Stored dataset items
****************************************
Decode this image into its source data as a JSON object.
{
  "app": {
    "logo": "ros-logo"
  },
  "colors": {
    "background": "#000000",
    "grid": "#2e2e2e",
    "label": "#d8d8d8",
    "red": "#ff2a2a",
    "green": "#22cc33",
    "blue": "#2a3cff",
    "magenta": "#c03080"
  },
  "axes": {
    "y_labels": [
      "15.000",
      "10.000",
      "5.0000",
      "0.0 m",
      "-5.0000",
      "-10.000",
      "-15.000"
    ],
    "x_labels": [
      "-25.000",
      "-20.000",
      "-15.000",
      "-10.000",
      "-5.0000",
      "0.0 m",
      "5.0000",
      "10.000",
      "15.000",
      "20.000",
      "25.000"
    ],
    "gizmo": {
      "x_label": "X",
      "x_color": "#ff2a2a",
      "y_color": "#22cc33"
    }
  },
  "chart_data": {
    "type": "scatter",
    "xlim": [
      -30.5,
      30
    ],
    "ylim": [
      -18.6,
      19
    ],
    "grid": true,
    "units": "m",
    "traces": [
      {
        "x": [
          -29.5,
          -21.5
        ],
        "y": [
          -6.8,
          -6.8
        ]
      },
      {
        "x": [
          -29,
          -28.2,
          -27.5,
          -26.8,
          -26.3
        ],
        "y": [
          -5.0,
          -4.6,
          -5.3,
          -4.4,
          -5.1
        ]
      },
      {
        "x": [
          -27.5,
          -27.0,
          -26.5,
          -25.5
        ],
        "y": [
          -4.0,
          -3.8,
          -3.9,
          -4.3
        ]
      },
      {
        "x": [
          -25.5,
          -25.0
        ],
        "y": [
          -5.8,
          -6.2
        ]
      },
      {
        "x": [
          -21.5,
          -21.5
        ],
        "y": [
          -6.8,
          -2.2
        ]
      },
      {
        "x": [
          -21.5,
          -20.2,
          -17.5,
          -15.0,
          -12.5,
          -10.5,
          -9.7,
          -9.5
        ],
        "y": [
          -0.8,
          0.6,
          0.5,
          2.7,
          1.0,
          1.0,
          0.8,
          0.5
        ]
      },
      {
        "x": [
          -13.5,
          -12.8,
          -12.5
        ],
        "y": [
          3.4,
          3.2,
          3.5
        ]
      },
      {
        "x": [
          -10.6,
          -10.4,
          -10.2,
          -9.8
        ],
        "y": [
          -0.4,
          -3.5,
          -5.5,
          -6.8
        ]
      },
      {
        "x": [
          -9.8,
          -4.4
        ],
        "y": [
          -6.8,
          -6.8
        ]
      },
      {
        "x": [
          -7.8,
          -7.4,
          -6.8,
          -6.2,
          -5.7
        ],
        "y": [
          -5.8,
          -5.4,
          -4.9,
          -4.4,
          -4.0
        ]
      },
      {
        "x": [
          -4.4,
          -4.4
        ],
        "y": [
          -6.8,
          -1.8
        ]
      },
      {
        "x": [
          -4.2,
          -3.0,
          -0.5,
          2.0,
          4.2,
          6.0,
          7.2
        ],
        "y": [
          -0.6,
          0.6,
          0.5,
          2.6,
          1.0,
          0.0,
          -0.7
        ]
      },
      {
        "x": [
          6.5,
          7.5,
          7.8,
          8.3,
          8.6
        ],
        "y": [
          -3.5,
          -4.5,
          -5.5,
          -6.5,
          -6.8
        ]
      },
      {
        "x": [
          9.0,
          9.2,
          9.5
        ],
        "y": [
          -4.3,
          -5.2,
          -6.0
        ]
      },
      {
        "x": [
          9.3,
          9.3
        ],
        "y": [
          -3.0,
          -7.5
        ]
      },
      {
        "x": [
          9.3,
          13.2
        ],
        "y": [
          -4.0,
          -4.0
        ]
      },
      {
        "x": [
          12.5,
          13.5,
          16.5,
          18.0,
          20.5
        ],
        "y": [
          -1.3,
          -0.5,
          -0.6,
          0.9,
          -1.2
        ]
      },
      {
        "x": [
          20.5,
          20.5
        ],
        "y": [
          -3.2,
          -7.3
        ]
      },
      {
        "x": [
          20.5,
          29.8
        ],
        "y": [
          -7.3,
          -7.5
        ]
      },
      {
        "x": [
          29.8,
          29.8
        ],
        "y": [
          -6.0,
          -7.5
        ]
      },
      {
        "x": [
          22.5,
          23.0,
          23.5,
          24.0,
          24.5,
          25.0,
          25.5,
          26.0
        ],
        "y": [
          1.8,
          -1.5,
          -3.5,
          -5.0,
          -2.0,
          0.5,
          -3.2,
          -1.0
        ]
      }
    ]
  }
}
****************************************
Exercise
Write out the whole listing again, exactly as it stands.

Exercise result
Decode this image into its source data as a JSON object.
{
  "app": {
    "logo": "ros-logo"
  },
  "colors": {
    "background": "#000000",
    "grid": "#2e2e2e",
    "label": "#d8d8d8",
    "red": "#ff2a2a",
    "green": "#22cc33",
    "blue": "#2a3cff",
    "magenta": "#c03080"
  },
  "axes": {
    "y_labels": [
      "15.000",
      "10.000",
      "5.0000",
      "0.0 m",
      "-5.0000",
      "-10.000",
      "-15.000"
    ],
    "x_labels": [
      "-25.000",
      "-20.000",
      "-15.000",
      "-10.000",
      "-5.0000",
      "0.0 m",
      "5.0000",
      "10.000",
      "15.000",
      "20.000",
      "25.000"
    ],
    "gizmo": {
      "x_label": "X",
      "x_color": "#ff2a2a",
      "y_color": "#22cc33"
    }
  },
  "chart_data": {
    "type": "scatter",
    "xlim": [
      -30.5,
      30
    ],
    "ylim": [
      -18.6,
      19
    ],
    "grid": true,
    "units": "m",
    "traces": [
      {
        "x": [
          -29.5,
          -21.5
        ],
        "y": [
          -6.8,
          -6.8
        ]
      },
      {
        "x": [
          -29,
          -28.2,
          -27.5,
          -26.8,
          -26.3
        ],
        "y": [
          -5.0,
          -4.6,
          -5.3,
          -4.4,
          -5.1
        ]
      },
      {
        "x": [
          -27.5,
          -27.0,
          -26.5,
          -25.5
        ],
        "y": [
          -4.0,
          -3.8,
          -3.9,
          -4.3
        ]
      },
      {
        "x": [
          -25.5,
          -25.0
        ],
        "y": [
          -5.8,
          -6.2
        ]
      },
      {
        "x": [
          -21.5,
          -21.5
        ],
        "y": [
          -6.8,
          -2.2
        ]
      },
      {
        "x": [
          -21.5,
          -20.2,
          -17.5,
          -15.0,
          -12.5,
          -10.5,
          -9.7,
          -9.5
        ],
        "y": [
          -0.8,
          0.6,
          0.5,
          2.7,
          1.0,
          1.0,
          0.8,
          0.5
        ]
      },
      {
        "x": [
          -13.5,
          -12.8,
          -12.5
        ],
        "y": [
          3.4,
          3.2,
          3.5
        ]
      },
      {
        "x": [
          -10.6,
          -10.4,
          -10.2,
          -9.8
        ],
        "y": [
          -0.4,
          -3.5,
          -5.5,
          -6.8
        ]
      },
      {
        "x": [
          -9.8,
          -4.4
        ],
        "y": [
          -6.8,
          -6.8
        ]
      },
      {
        "x": [
          -7.8,
          -7.4,
          -6.8,
          -6.2,
          -5.7
        ],
        "y": [
          -5.8,
          -5.4,
          -4.9,
          -4.4,
          -4.0
        ]
      },
      {
        "x": [
          -4.4,
          -4.4
        ],
        "y": [
          -6.8,
          -1.8
        ]
      },
      {
        "x": [
          -4.2,
          -3.0,
          -0.5,
          2.0,
          4.2,
          6.0,
          7.2
        ],
        "y": [
          -0.6,
          0.6,
          0.5,
          2.6,
          1.0,
          0.0,
          -0.7
        ]
      },
      {
        "x": [
          6.5,
          7.5,
          7.8,
          8.3,
          8.6
        ],
        "y": [
          -3.5,
          -4.5,
          -5.5,
          -6.5,
          -6.8
        ]
      },
      {
        "x": [
          9.0,
          9.2,
          9.5
        ],
        "y": [
          -4.3,
          -5.2,
          -6.0
        ]
      },
      {
        "x": [
          9.3,
          9.3
        ],
        "y": [
          -3.0,
          -7.5
        ]
      },
      {
        "x": [
          9.3,
          13.2
        ],
        "y": [
          -4.0,
          -4.0
        ]
      },
      {
        "x": [
          12.5,
          13.5,
          16.5,
          18.0,
          20.5
        ],
        "y": [
          -1.3,
          -0.5,
          -0.6,
          0.9,
          -1.2
        ]
      },
      {
        "x": [
          20.5,
          20.5
        ],
        "y": [
          -3.2,
          -7.3
        ]
      },
      {
        "x": [
          20.5,
          29.8
        ],
        "y": [
          -7.3,
          -7.5
        ]
      },
      {
        "x": [
          29.8,
          29.8
        ],
        "y": [
          -6.0,
          -7.5
        ]
      },
      {
        "x": [
          22.5,
          23.0,
          23.5,
          24.0,
          24.5,
          25.0,
          25.5,
          26.0
        ],
        "y": [
          1.8,
          -1.5,
          -3.5,
          -5.0,
          -2.0,
          0.5,
          -3.2,
          -1.0
        ]
      }
    ]
  }
}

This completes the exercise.